*Collected data*.
═══
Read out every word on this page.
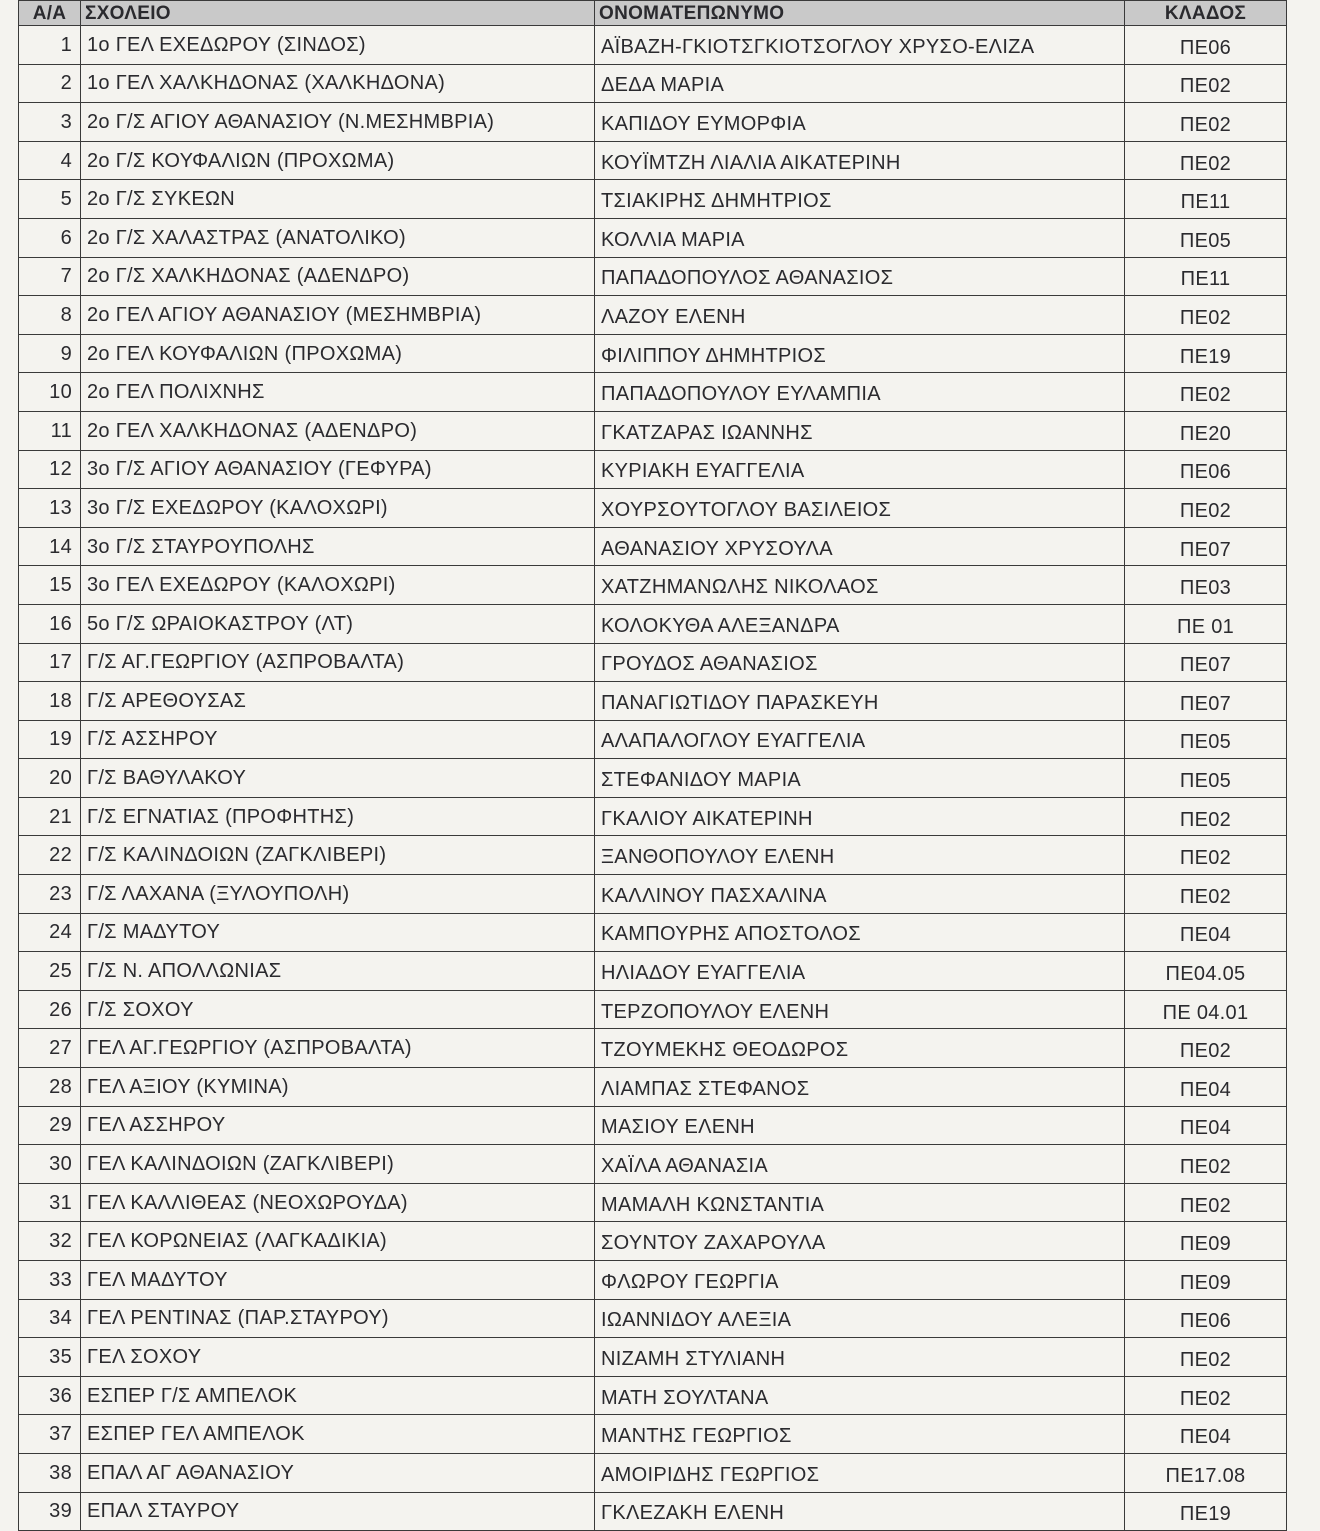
Α/Α	ΣΧΟΛΕΙΟ	ΟΝΟΜΑΤΕΠΩΝΥΜΟ	ΚΛΑΔΟΣ
1	1ο ΓΕΛ ΕΧΕΔΩΡΟΥ (ΣΙΝΔΟΣ)	ΑΪΒΑΖΗ-ΓΚΙΟΤΣΓΚΙΟΤΣΟΓΛΟΥ ΧΡΥΣΟ-ΕΛΙΖΑ	ΠΕ06
2	1ο ΓΕΛ ΧΑΛΚΗΔΟΝΑΣ (ΧΑΛΚΗΔΟΝΑ)	ΔΕΔΑ ΜΑΡΙΑ	ΠΕ02
3	2ο Γ/Σ ΑΓΙΟΥ ΑΘΑΝΑΣΙΟΥ (Ν.ΜΕΣΗΜΒΡΙΑ)	ΚΑΠΙΔΟΥ ΕΥΜΟΡΦΙΑ	ΠΕ02
4	2ο Γ/Σ ΚΟΥΦΑΛΙΩΝ (ΠΡΟΧΩΜΑ)	ΚΟΥΪΜΤΖΗ ΛΙΑΛΙΑ ΑΙΚΑΤΕΡΙΝΗ	ΠΕ02
5	2ο Γ/Σ ΣΥΚΕΩΝ	ΤΣΙΑΚΙΡΗΣ ΔΗΜΗΤΡΙΟΣ	ΠΕ11
6	2ο Γ/Σ ΧΑΛΑΣΤΡΑΣ (ΑΝΑΤΟΛΙΚΟ)	ΚΟΛΛΙΑ ΜΑΡΙΑ	ΠΕ05
7	2ο Γ/Σ ΧΑΛΚΗΔΟΝΑΣ (ΑΔΕΝΔΡΟ)	ΠΑΠΑΔΟΠΟΥΛΟΣ ΑΘΑΝΑΣΙΟΣ	ΠΕ11
8	2ο ΓΕΛ ΑΓΙΟΥ ΑΘΑΝΑΣΙΟΥ (ΜΕΣΗΜΒΡΙΑ)	ΛΑΖΟΥ ΕΛΕΝΗ	ΠΕ02
9	2ο ΓΕΛ ΚΟΥΦΑΛΙΩΝ (ΠΡΟΧΩΜΑ)	ΦΙΛΙΠΠΟΥ ΔΗΜΗΤΡΙΟΣ	ΠΕ19
10	2ο ΓΕΛ ΠΟΛΙΧΝΗΣ	ΠΑΠΑΔΟΠΟΥΛΟΥ ΕΥΛΑΜΠΙΑ	ΠΕ02
11	2ο ΓΕΛ ΧΑΛΚΗΔΟΝΑΣ (ΑΔΕΝΔΡΟ)	ΓΚΑΤΖΑΡΑΣ ΙΩΑΝΝΗΣ	ΠΕ20
12	3ο Γ/Σ ΑΓΙΟΥ ΑΘΑΝΑΣΙΟΥ (ΓΕΦΥΡΑ)	ΚΥΡΙΑΚΗ ΕΥΑΓΓΕΛΙΑ	ΠΕ06
13	3ο Γ/Σ ΕΧΕΔΩΡΟΥ (ΚΑΛΟΧΩΡΙ)	ΧΟΥΡΣΟΥΤΟΓΛΟΥ ΒΑΣΙΛΕΙΟΣ	ΠΕ02
14	3ο Γ/Σ ΣΤΑΥΡΟΥΠΟΛΗΣ	ΑΘΑΝΑΣΙΟΥ ΧΡΥΣΟΥΛΑ	ΠΕ07
15	3ο ΓΕΛ ΕΧΕΔΩΡΟΥ (ΚΑΛΟΧΩΡΙ)	ΧΑΤΖΗΜΑΝΩΛΗΣ ΝΙΚΟΛΑΟΣ	ΠΕ03
16	5ο Γ/Σ ΩΡΑΙΟΚΑΣΤΡΟΥ (ΛΤ)	ΚΟΛΟΚΥΘΑ ΑΛΕΞΑΝΔΡΑ	ΠΕ 01
17	Γ/Σ ΑΓ.ΓΕΩΡΓΙΟΥ (ΑΣΠΡΟΒΑΛΤΑ)	ΓΡΟΥΔΟΣ ΑΘΑΝΑΣΙΟΣ	ΠΕ07
18	Γ/Σ ΑΡΕΘΟΥΣΑΣ	ΠΑΝΑΓΙΩΤΙΔΟΥ ΠΑΡΑΣΚΕΥΗ	ΠΕ07
19	Γ/Σ ΑΣΣΗΡΟΥ	ΑΛΑΠΑΛΟΓΛΟΥ ΕΥΑΓΓΕΛΙΑ	ΠΕ05
20	Γ/Σ ΒΑΘΥΛΑΚΟΥ	ΣΤΕΦΑΝΙΔΟΥ ΜΑΡΙΑ	ΠΕ05
21	Γ/Σ ΕΓΝΑΤΙΑΣ (ΠΡΟΦΗΤΗΣ)	ΓΚΑΛΙΟΥ ΑΙΚΑΤΕΡΙΝΗ	ΠΕ02
22	Γ/Σ ΚΑΛΙΝΔΟΙΩΝ (ΖΑΓΚΛΙΒΕΡΙ)	ΞΑΝΘΟΠΟΥΛΟΥ ΕΛΕΝΗ	ΠΕ02
23	Γ/Σ ΛΑΧΑΝΑ (ΞΥΛΟΥΠΟΛΗ)	ΚΑΛΛΙΝΟΥ ΠΑΣΧΑΛΙΝΑ	ΠΕ02
24	Γ/Σ ΜΑΔΥΤΟΥ	ΚΑΜΠΟΥΡΗΣ ΑΠΟΣΤΟΛΟΣ	ΠΕ04
25	Γ/Σ Ν. ΑΠΟΛΛΩΝΙΑΣ	ΗΛΙΑΔΟΥ ΕΥΑΓΓΕΛΙΑ	ΠΕ04.05
26	Γ/Σ ΣΟΧΟΥ	ΤΕΡΖΟΠΟΥΛΟΥ ΕΛΕΝΗ	ΠΕ 04.01
27	ΓΕΛ ΑΓ.ΓΕΩΡΓΙΟΥ (ΑΣΠΡΟΒΑΛΤΑ)	ΤΖΟΥΜΕΚΗΣ ΘΕΟΔΩΡΟΣ	ΠΕ02
28	ΓΕΛ ΑΞΙΟΥ (ΚΥΜΙΝΑ)	ΛΙΑΜΠΑΣ ΣΤΕΦΑΝΟΣ	ΠΕ04
29	ΓΕΛ ΑΣΣΗΡΟΥ	ΜΑΣΙΟΥ ΕΛΕΝΗ	ΠΕ04
30	ΓΕΛ ΚΑΛΙΝΔΟΙΩΝ (ΖΑΓΚΛΙΒΕΡΙ)	ΧΑΪΛΑ ΑΘΑΝΑΣΙΑ	ΠΕ02
31	ΓΕΛ ΚΑΛΛΙΘΕΑΣ (ΝΕΟΧΩΡΟΥΔΑ)	ΜΑΜΑΛΗ ΚΩΝΣΤΑΝΤΙΑ	ΠΕ02
32	ΓΕΛ ΚΟΡΩΝΕΙΑΣ (ΛΑΓΚΑΔΙΚΙΑ)	ΣΟΥΝΤΟΥ ΖΑΧΑΡΟΥΛΑ	ΠΕ09
33	ΓΕΛ ΜΑΔΥΤΟΥ	ΦΛΩΡΟΥ ΓΕΩΡΓΙΑ	ΠΕ09
34	ΓΕΛ ΡΕΝΤΙΝΑΣ (ΠΑΡ.ΣΤΑΥΡΟΥ)	ΙΩΑΝΝΙΔΟΥ ΑΛΕΞΙΑ	ΠΕ06
35	ΓΕΛ ΣΟΧΟΥ	ΝΙΖΑΜΗ ΣΤΥΛΙΑΝΗ	ΠΕ02
36	ΕΣΠΕΡ Γ/Σ ΑΜΠΕΛΟΚ	ΜΑΤΗ ΣΟΥΛΤΑΝΑ	ΠΕ02
37	ΕΣΠΕΡ ΓΕΛ ΑΜΠΕΛΟΚ	ΜΑΝΤΗΣ ΓΕΩΡΓΙΟΣ	ΠΕ04
38	ΕΠΑΛ ΑΓ ΑΘΑΝΑΣΙΟΥ	ΑΜΟΙΡΙΔΗΣ ΓΕΩΡΓΙΟΣ	ΠΕ17.08
39	ΕΠΑΛ ΣΤΑΥΡΟΥ	ΓΚΛΕΖΑΚΗ ΕΛΕΝΗ	ΠΕ19
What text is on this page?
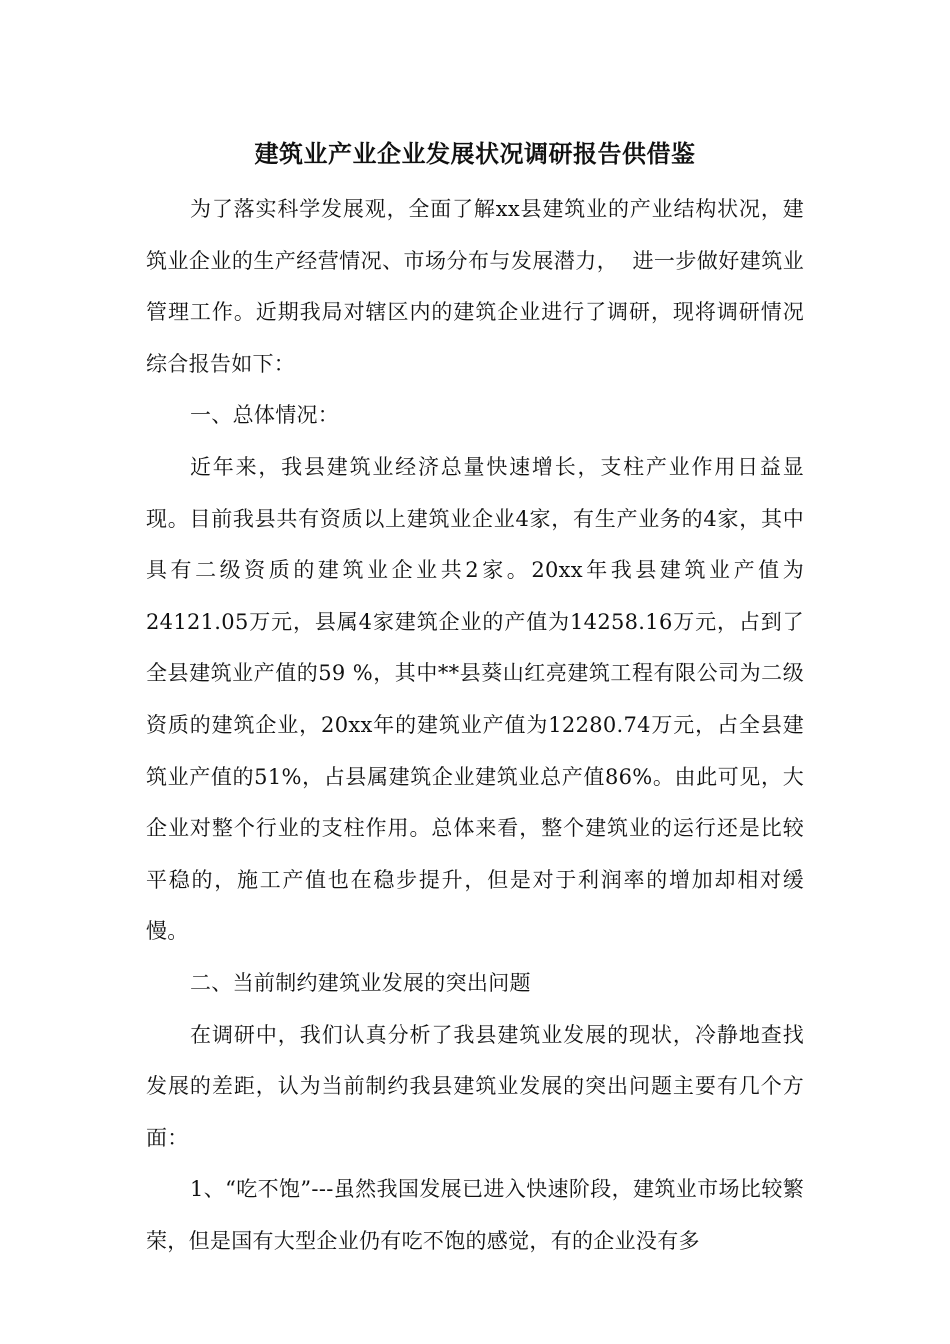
建筑业产业企业发展状况调研报告供借鉴

为了落实科学发展观，全面了解xx县建筑业的产业结构状况，建筑业企业的生产经营情况、市场分布与发展潜力，  进一步做好建筑业管理工作。近期我局对辖区内的建筑企业进行了调研，现将调研情况综合报告如下：

一、总体情况：

近年来，我县建筑业经济总量快速增长，支柱产业作用日益显现。目前我县共有资质以上建筑业企业4家，有生产业务的4家，其中具有二级资质的建筑业企业共2家。20xx年我县建筑业产值为24121.05万元，县属4家建筑企业的产值为14258.16万元，占到了全县建筑业产值的59 %，其中**县葵山红亮建筑工程有限公司为二级资质的建筑企业，20xx年的建筑业产值为12280.74万元，占全县建筑业产值的51%，占县属建筑企业建筑业总产值86%。由此可见，大企业对整个行业的支柱作用。总体来看，整个建筑业的运行还是比较平稳的，施工产值也在稳步提升，但是对于利润率的增加却相对缓慢。

二、当前制约建筑业发展的突出问题

在调研中，我们认真分析了我县建筑业发展的现状，冷静地查找发展的差距，认为当前制约我县建筑业发展的突出问题主要有几个方面：

1、“吃不饱”---虽然我国发展已进入快速阶段，建筑业市场比较繁荣，但是国有大型企业仍有吃不饱的感觉，有的企业没有多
═══
*Set problem*. Repeat exactly the lines in the entries from the one containing "What text is on this page?" to the final line, inclusive, and nothing beyond them; skip pictures.

*The completed task*.
What text is on this page?
建筑业产业企业发展状况调研报告供借鉴

为了落实科学发展观，全面了解xx县建筑业的产业结构状况，建筑业企业的生产经营情况、市场分布与发展潜力，  进一步做好建筑业管理工作。近期我局对辖区内的建筑企业进行了调研，现将调研情况综合报告如下：

一、总体情况：

近年来，我县建筑业经济总量快速增长，支柱产业作用日益显现。目前我县共有资质以上建筑业企业4家，有生产业务的4家，其中具有二级资质的建筑业企业共2家。20xx年我县建筑业产值为24121.05万元，县属4家建筑企业的产值为14258.16万元，占到了全县建筑业产值的59 %，其中**县葵山红亮建筑工程有限公司为二级资质的建筑企业，20xx年的建筑业产值为12280.74万元，占全县建筑业产值的51%，占县属建筑企业建筑业总产值86%。由此可见，大企业对整个行业的支柱作用。总体来看，整个建筑业的运行还是比较平稳的，施工产值也在稳步提升，但是对于利润率的增加却相对缓慢。

二、当前制约建筑业发展的突出问题

在调研中，我们认真分析了我县建筑业发展的现状，冷静地查找发展的差距，认为当前制约我县建筑业发展的突出问题主要有几个方面：

1、“吃不饱”---虽然我国发展已进入快速阶段，建筑业市场比较繁荣，但是国有大型企业仍有吃不饱的感觉，有的企业没有多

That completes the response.